Start of Input material

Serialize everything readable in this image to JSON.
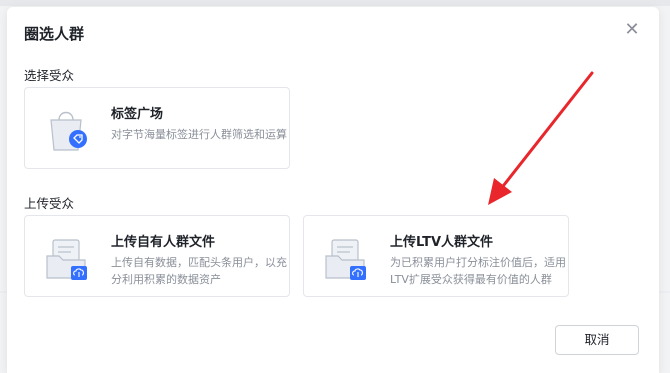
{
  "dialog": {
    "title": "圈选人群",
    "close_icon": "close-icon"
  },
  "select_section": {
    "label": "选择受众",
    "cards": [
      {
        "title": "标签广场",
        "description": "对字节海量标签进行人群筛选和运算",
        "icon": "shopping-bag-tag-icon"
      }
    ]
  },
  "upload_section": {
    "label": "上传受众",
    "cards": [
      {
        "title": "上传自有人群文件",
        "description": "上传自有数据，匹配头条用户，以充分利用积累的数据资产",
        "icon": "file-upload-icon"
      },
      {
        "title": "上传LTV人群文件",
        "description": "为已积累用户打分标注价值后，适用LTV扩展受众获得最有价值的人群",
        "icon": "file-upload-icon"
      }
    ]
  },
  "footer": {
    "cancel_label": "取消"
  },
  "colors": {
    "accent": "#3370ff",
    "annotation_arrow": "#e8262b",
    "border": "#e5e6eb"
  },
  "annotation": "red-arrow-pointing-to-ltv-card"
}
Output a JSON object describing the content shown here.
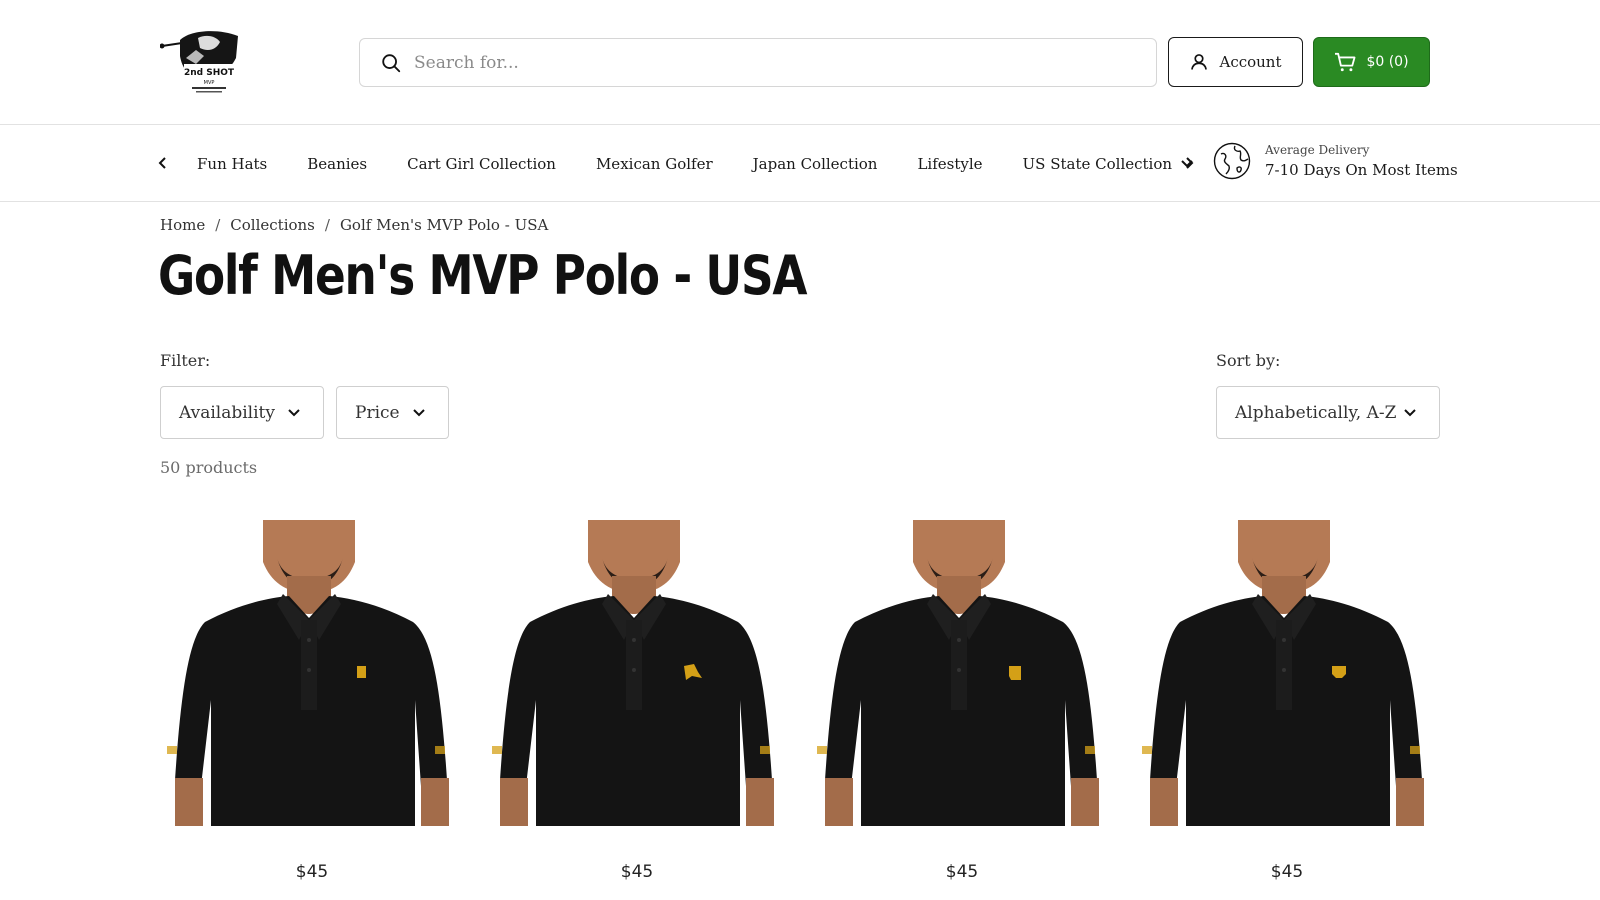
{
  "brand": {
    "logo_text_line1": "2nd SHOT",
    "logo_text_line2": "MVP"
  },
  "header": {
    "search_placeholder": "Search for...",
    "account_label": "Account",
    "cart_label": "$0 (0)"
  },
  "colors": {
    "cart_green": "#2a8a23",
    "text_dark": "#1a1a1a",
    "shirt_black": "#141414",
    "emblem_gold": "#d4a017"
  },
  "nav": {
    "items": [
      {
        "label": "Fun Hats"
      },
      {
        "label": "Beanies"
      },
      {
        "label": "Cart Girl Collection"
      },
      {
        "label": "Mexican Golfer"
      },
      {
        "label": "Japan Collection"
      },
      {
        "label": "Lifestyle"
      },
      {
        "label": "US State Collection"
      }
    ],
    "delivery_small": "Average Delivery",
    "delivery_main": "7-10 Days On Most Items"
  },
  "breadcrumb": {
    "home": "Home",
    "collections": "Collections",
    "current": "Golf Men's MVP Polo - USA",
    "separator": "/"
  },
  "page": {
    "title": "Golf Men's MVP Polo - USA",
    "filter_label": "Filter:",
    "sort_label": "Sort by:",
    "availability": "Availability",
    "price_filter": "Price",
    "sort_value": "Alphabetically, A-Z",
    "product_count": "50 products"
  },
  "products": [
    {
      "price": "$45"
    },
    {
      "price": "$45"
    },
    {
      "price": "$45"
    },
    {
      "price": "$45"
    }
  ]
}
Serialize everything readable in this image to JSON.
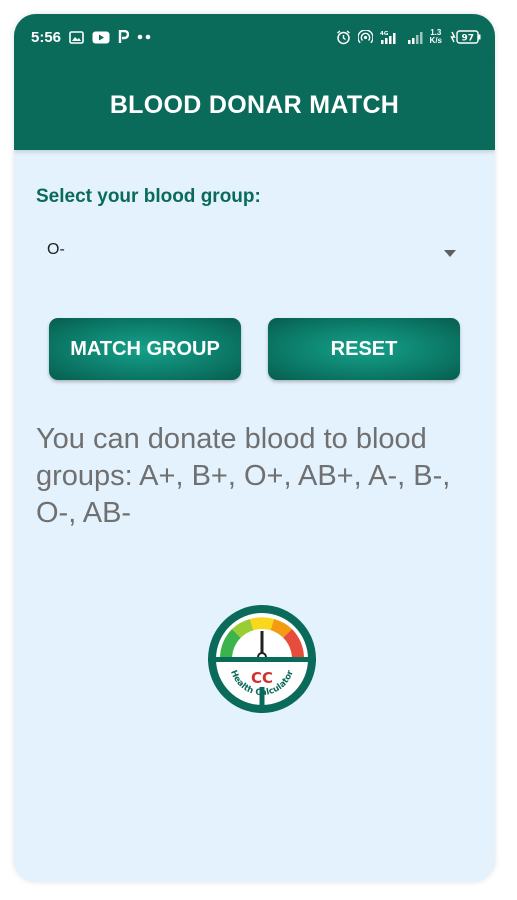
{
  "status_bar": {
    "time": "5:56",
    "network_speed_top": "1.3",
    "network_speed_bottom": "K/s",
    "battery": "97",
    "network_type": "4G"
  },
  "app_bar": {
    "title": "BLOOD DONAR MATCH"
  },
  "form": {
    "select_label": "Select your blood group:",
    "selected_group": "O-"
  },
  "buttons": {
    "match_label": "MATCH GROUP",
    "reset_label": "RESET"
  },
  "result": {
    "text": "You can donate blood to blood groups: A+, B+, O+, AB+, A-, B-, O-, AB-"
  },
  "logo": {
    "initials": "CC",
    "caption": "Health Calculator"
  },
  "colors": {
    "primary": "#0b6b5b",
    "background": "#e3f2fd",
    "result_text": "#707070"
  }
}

End of Input material

→ **What you are asked to do**
Go through the lines above. Select every one that has the string "MATCH".

→ **Exercise solution**
    "title": "BLOOD DONAR MATCH"
    "match_label": "MATCH GROUP",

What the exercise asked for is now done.